* **Direction**
In the records below, copy out word for word the lines from the one containing "bar-2 (123, 231, 143, 417)" up to and including the one containing "chart-title: 11-2019( SB3000TL-21-SN2130032031_19pane…".

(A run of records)
━━━

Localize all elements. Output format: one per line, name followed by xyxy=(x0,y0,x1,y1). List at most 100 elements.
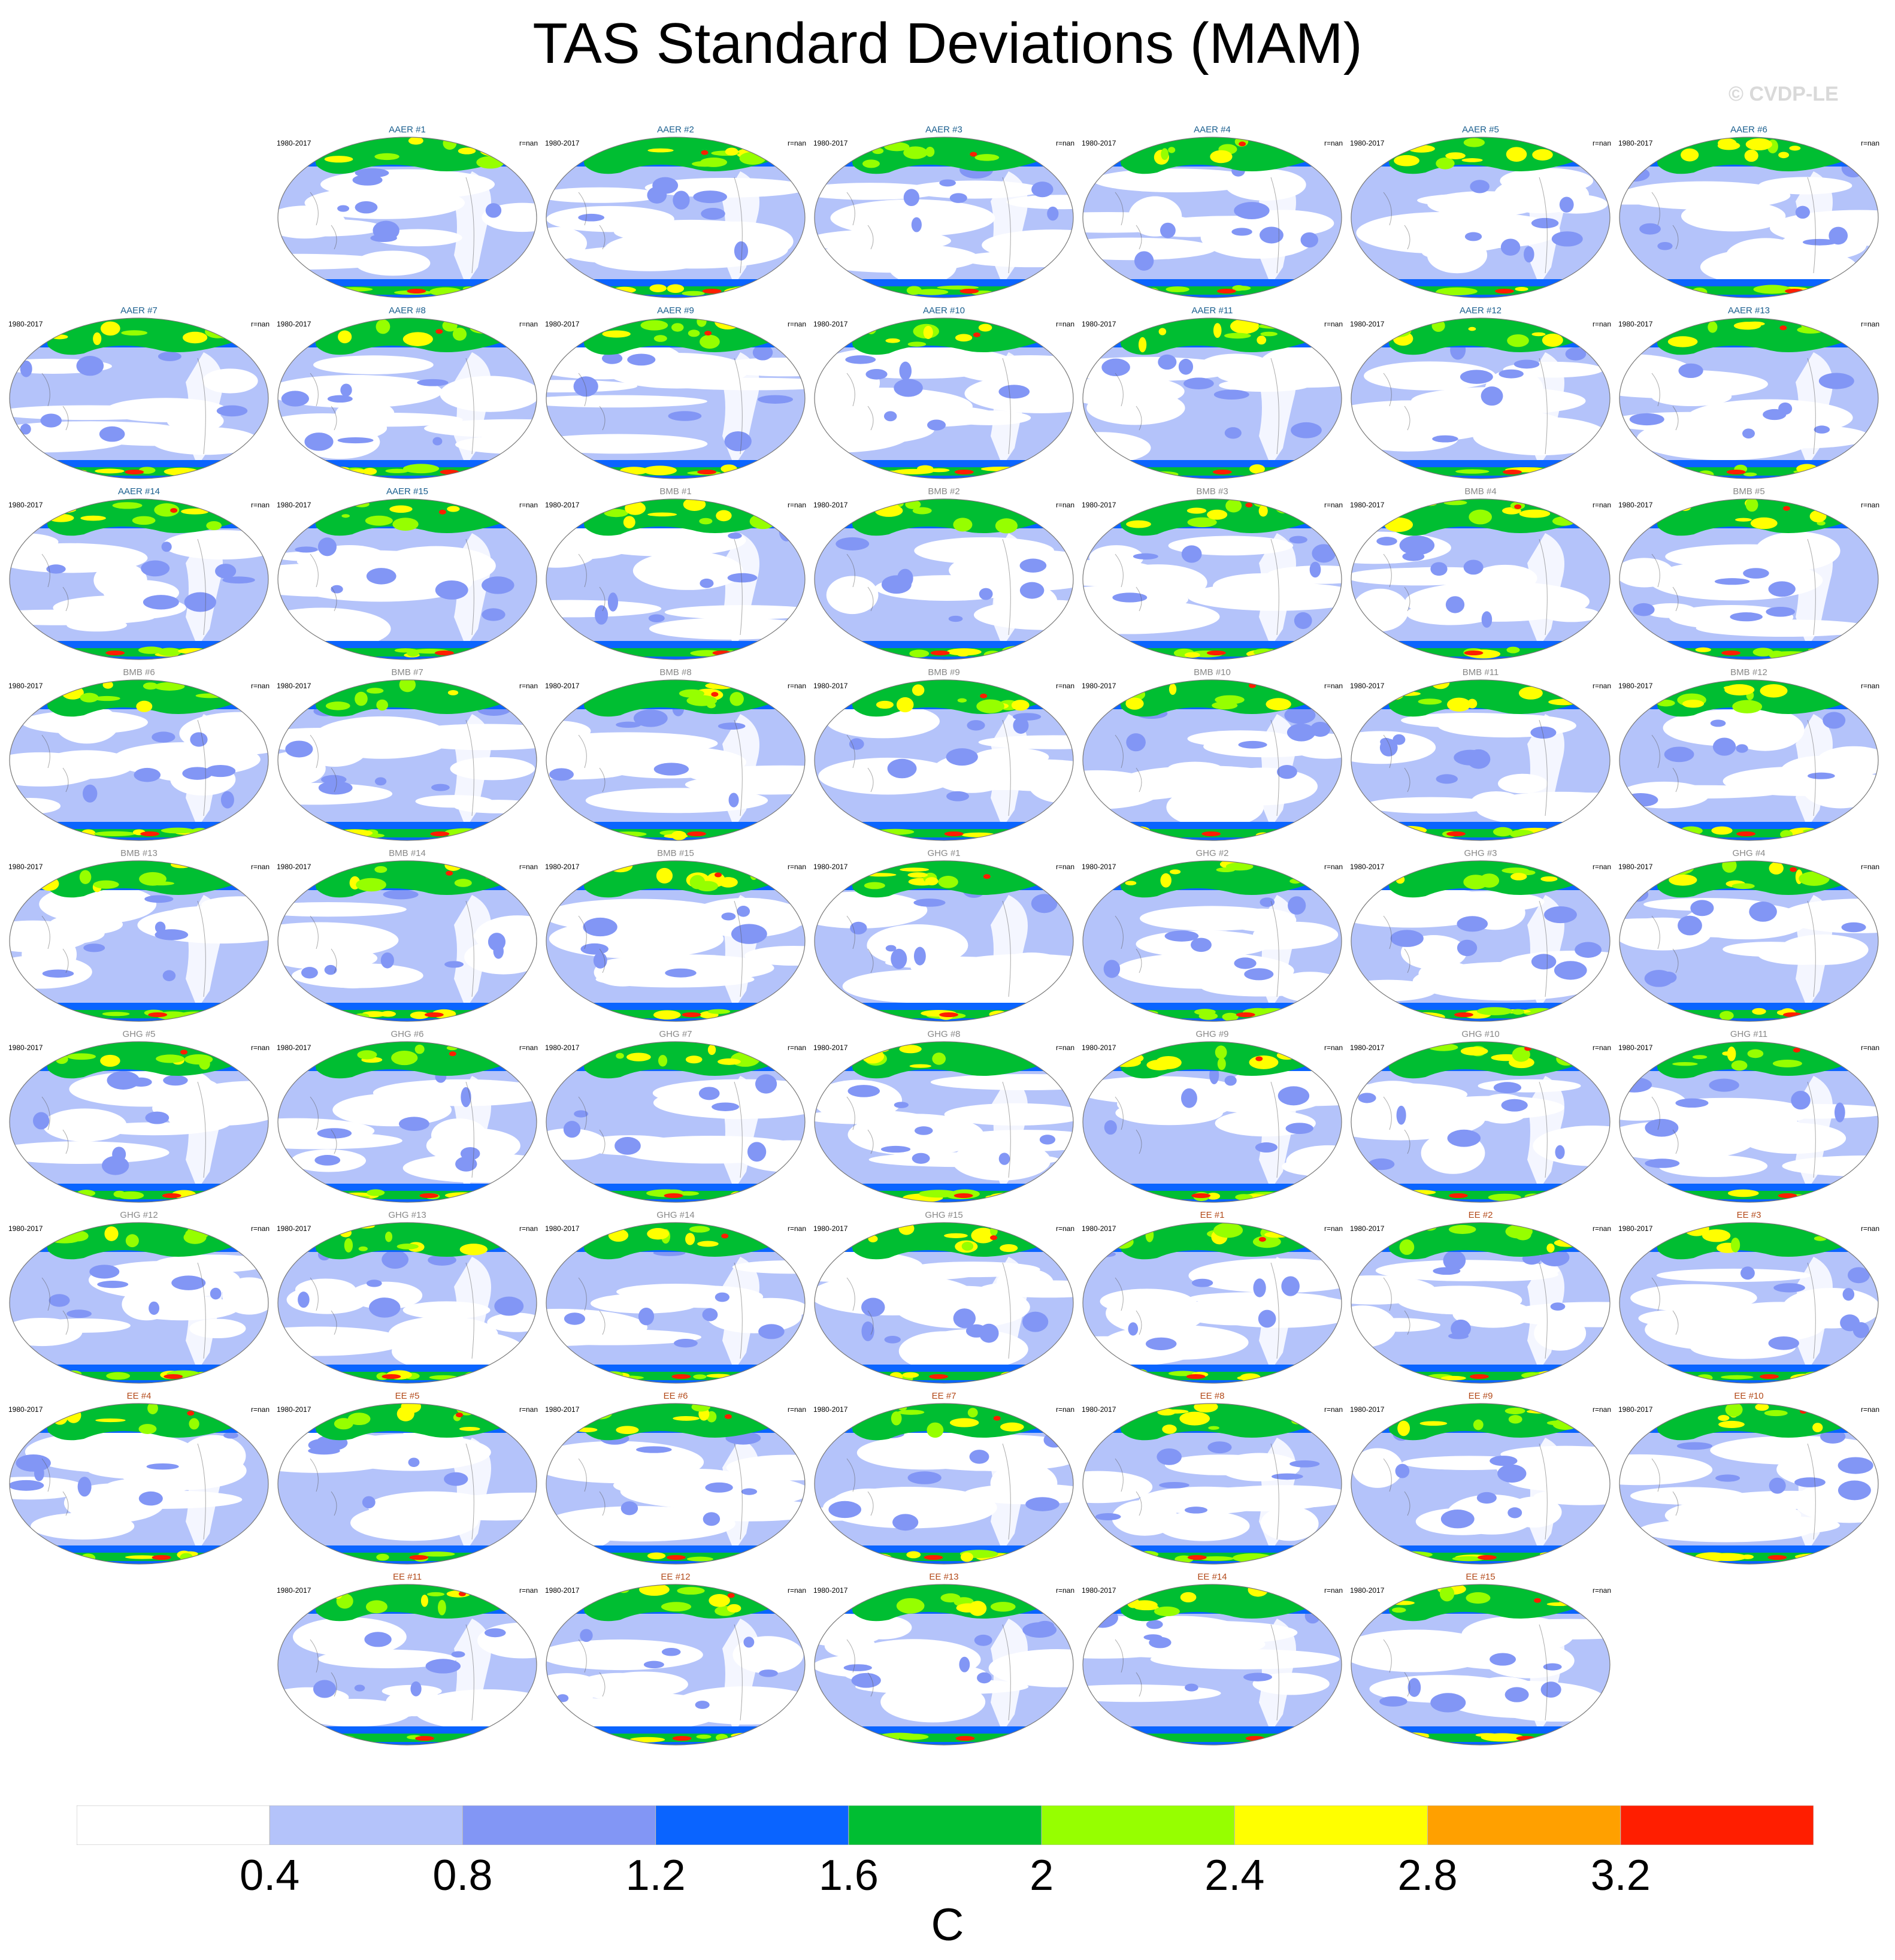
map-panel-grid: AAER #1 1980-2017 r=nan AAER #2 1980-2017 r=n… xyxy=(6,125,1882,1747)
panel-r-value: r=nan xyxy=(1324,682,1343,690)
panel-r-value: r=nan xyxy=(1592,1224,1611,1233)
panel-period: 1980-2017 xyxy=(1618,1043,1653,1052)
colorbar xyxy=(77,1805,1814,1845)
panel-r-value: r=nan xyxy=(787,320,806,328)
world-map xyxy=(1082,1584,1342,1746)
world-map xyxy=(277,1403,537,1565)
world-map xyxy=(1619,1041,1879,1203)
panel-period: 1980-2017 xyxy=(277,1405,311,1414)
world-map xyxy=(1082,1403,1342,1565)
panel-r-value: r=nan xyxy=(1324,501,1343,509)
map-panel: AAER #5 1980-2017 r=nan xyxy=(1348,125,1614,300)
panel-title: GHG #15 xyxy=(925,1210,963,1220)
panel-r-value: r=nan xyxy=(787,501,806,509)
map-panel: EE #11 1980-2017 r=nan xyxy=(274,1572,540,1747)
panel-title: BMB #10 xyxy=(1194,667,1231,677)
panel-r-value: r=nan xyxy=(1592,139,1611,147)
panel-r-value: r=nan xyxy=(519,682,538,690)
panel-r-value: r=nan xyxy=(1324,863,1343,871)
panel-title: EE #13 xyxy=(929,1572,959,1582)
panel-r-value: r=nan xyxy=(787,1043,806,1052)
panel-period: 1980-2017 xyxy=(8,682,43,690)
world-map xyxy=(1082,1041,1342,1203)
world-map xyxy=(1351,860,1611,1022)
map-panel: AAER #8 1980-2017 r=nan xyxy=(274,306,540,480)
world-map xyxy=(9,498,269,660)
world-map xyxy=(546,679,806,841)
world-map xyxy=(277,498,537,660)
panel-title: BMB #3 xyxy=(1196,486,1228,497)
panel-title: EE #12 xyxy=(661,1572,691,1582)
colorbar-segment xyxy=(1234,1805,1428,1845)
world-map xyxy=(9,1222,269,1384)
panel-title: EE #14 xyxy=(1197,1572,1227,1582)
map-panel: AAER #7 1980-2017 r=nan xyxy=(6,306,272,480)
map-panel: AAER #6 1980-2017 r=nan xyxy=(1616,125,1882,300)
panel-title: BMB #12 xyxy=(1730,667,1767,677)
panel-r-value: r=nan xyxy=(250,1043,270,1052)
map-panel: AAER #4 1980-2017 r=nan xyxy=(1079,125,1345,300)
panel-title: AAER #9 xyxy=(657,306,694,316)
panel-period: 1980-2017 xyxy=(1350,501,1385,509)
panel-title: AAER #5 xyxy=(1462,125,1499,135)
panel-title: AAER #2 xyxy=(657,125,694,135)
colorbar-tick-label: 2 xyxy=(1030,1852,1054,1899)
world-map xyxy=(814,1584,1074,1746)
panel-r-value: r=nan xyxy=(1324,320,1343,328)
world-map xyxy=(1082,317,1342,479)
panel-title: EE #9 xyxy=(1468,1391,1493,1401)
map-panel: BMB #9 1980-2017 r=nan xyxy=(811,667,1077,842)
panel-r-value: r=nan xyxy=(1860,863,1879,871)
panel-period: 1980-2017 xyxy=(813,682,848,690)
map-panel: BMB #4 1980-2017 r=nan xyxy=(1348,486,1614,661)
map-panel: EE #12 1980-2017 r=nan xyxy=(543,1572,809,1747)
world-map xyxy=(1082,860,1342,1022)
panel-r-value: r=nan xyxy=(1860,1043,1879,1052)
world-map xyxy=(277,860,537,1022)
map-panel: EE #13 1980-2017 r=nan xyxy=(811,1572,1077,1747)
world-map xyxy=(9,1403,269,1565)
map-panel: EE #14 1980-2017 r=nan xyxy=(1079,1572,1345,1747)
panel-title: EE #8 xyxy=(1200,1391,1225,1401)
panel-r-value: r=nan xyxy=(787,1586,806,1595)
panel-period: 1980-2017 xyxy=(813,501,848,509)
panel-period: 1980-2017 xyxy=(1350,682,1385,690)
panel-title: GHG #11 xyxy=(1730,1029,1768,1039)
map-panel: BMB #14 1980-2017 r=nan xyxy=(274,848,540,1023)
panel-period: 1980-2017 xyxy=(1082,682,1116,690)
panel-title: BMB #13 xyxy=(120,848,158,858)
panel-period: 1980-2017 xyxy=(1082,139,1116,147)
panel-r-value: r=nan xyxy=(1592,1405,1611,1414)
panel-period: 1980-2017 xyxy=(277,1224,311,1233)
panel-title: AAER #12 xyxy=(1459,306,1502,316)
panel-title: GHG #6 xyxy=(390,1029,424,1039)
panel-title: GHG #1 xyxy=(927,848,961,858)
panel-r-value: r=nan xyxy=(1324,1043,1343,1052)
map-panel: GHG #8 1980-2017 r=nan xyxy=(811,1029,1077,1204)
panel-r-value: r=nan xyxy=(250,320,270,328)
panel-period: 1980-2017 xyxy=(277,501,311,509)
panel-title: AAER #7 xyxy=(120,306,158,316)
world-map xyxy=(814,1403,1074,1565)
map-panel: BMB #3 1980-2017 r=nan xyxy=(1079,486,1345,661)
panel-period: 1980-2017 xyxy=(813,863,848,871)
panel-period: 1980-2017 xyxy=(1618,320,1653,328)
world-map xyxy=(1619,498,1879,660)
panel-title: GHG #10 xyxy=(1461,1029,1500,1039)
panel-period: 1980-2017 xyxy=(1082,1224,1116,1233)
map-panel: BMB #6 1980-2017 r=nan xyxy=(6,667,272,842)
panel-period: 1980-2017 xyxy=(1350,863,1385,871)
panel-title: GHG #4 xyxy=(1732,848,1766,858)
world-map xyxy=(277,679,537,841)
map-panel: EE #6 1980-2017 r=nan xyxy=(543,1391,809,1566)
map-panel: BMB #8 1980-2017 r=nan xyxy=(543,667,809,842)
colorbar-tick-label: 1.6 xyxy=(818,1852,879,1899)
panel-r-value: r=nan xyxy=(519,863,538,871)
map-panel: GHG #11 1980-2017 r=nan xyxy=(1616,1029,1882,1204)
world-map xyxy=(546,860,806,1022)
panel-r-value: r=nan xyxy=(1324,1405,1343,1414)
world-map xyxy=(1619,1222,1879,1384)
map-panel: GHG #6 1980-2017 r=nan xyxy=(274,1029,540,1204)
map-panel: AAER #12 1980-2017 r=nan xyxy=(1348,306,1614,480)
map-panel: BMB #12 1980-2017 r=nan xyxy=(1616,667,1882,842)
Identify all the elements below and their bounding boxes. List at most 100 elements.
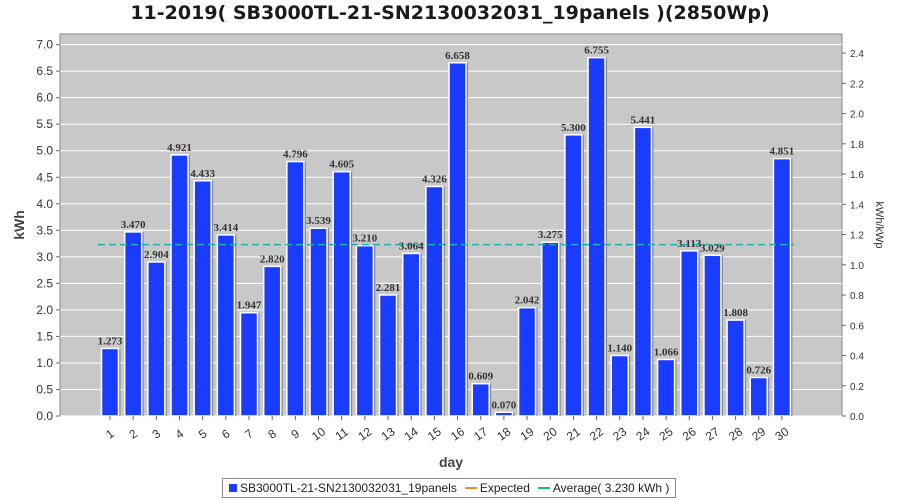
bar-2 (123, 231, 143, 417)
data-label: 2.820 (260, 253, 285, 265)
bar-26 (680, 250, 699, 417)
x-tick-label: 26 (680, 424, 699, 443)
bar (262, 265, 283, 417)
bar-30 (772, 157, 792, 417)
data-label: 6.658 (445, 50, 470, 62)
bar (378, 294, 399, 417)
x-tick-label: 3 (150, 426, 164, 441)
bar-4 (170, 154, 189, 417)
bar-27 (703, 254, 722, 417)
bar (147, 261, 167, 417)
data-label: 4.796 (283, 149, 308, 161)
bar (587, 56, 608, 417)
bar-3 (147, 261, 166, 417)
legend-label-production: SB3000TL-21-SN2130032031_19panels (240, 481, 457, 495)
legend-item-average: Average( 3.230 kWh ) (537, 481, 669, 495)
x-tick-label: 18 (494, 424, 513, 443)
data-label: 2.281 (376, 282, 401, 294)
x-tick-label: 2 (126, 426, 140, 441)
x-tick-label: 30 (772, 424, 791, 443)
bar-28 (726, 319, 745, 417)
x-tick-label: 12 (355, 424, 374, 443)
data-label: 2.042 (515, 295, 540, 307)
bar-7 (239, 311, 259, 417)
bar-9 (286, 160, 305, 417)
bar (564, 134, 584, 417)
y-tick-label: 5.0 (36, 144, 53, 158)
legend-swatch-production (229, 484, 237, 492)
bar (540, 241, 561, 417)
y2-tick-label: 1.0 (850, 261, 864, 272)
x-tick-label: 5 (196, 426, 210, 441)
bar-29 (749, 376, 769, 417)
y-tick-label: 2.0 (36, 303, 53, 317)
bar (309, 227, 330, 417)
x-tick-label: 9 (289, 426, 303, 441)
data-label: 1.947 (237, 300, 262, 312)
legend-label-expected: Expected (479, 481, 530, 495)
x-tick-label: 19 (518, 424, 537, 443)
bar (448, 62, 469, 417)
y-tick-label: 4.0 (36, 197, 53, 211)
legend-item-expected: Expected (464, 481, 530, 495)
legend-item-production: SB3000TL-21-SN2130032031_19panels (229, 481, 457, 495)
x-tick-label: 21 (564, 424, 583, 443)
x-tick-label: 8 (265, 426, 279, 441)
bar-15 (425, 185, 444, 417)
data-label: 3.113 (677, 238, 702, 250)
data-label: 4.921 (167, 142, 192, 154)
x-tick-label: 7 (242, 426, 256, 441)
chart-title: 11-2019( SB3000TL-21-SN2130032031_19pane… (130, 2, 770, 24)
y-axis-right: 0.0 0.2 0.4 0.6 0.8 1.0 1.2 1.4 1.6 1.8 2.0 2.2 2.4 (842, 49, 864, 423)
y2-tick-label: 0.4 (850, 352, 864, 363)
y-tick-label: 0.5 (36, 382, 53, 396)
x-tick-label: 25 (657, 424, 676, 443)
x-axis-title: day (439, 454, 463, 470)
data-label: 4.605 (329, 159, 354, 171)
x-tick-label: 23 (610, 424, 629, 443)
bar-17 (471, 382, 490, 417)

━━━

* **Answer below**
bar-2 (123, 231, 143, 417)
data-label: 2.820 (260, 253, 285, 265)
bar-26 (680, 250, 699, 417)
x-tick-label: 26 (680, 424, 699, 443)
bar (262, 265, 283, 417)
bar-30 (772, 157, 792, 417)
data-label: 6.658 (445, 50, 470, 62)
bar (378, 294, 399, 417)
x-tick-label: 3 (150, 426, 164, 441)
bar-4 (170, 154, 189, 417)
bar-27 (703, 254, 722, 417)
bar (147, 261, 167, 417)
data-label: 4.796 (283, 149, 308, 161)
bar (587, 56, 608, 417)
bar-3 (147, 261, 166, 417)
legend-label-production: SB3000TL-21-SN2130032031_19panels (240, 481, 457, 495)
legend-item-average: Average( 3.230 kWh ) (537, 481, 669, 495)
x-tick-label: 18 (494, 424, 513, 443)
data-label: 2.281 (376, 282, 401, 294)
x-tick-label: 2 (126, 426, 140, 441)
x-tick-label: 30 (772, 424, 791, 443)
bar-28 (726, 319, 745, 417)
x-tick-label: 12 (355, 424, 374, 443)
data-label: 2.042 (515, 295, 540, 307)
bar-7 (239, 311, 259, 417)
bar-9 (286, 160, 305, 417)
bar (564, 134, 584, 417)
y-tick-label: 5.0 (36, 144, 53, 158)
legend-swatch-production (229, 484, 237, 492)
bar (540, 241, 561, 417)
y2-tick-label: 1.0 (850, 261, 864, 272)
x-tick-label: 5 (196, 426, 210, 441)
bar-29 (749, 376, 769, 417)
y-tick-label: 2.0 (36, 303, 53, 317)
bar (309, 227, 330, 417)
x-tick-label: 9 (289, 426, 303, 441)
data-label: 1.947 (237, 300, 262, 312)
legend-label-expected: Expected (479, 481, 530, 495)
x-tick-label: 19 (518, 424, 537, 443)
bar (448, 62, 469, 417)
y-tick-label: 4.0 (36, 197, 53, 211)
legend-item-expected: Expected (464, 481, 530, 495)
legend-item-production: SB3000TL-21-SN2130032031_19panels (229, 481, 457, 495)
x-tick-label: 21 (564, 424, 583, 443)
x-tick-label: 8 (265, 426, 279, 441)
bar-15 (425, 185, 444, 417)
data-label: 3.113 (677, 238, 702, 250)
data-label: 4.921 (167, 142, 192, 154)
x-tick-label: 7 (242, 426, 256, 441)
chart-title: 11-2019( SB3000TL-21-SN2130032031_19pane… (130, 2, 770, 24)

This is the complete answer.